GIVEN TASK = Extract all lines in the data that contain the word "下周中心有公共培训".
[START DATA TO USE]
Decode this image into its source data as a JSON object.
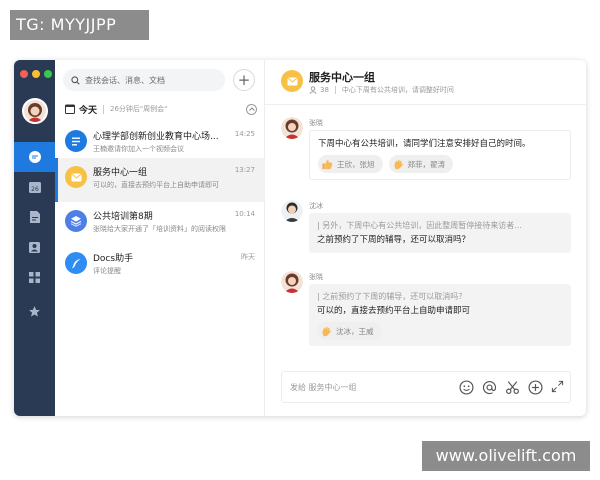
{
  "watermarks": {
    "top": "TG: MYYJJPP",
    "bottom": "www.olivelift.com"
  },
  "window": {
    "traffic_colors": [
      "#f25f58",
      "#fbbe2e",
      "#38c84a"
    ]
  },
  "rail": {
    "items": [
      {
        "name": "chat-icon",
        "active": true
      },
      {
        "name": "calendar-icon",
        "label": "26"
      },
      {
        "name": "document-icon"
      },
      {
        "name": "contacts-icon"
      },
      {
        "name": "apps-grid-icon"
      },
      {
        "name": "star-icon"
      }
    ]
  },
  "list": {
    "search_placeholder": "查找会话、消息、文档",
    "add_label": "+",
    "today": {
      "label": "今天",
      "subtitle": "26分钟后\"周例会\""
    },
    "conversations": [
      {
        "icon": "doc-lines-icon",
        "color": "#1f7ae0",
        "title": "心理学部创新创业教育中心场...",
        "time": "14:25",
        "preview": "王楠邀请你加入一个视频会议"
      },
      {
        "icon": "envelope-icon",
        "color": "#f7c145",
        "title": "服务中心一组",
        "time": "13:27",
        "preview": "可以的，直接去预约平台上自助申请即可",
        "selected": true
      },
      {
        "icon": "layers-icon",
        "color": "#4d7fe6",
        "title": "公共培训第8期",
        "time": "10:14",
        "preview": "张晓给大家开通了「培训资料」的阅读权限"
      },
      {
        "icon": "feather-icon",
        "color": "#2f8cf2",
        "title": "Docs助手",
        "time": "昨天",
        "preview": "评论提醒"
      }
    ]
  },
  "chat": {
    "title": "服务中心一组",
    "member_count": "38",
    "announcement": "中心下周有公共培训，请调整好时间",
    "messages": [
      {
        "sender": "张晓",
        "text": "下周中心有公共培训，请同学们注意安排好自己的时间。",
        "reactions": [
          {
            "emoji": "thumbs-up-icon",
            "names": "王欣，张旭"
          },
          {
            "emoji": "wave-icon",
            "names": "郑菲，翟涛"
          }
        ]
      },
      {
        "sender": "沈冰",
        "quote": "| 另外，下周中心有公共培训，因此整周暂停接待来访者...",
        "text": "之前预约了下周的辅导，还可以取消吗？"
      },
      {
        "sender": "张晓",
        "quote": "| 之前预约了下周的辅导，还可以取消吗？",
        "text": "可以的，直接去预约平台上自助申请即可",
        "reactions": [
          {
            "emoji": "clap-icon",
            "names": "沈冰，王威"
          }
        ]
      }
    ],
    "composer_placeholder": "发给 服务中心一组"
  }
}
[END DATA TO USE]
PROBLEM SOLUTION =
        "text": "下周中心有公共培训，请同学们注意安排好自己的时间。",
        "quote": "| 另外，下周中心有公共培训，因此整周暂停接待来访者...",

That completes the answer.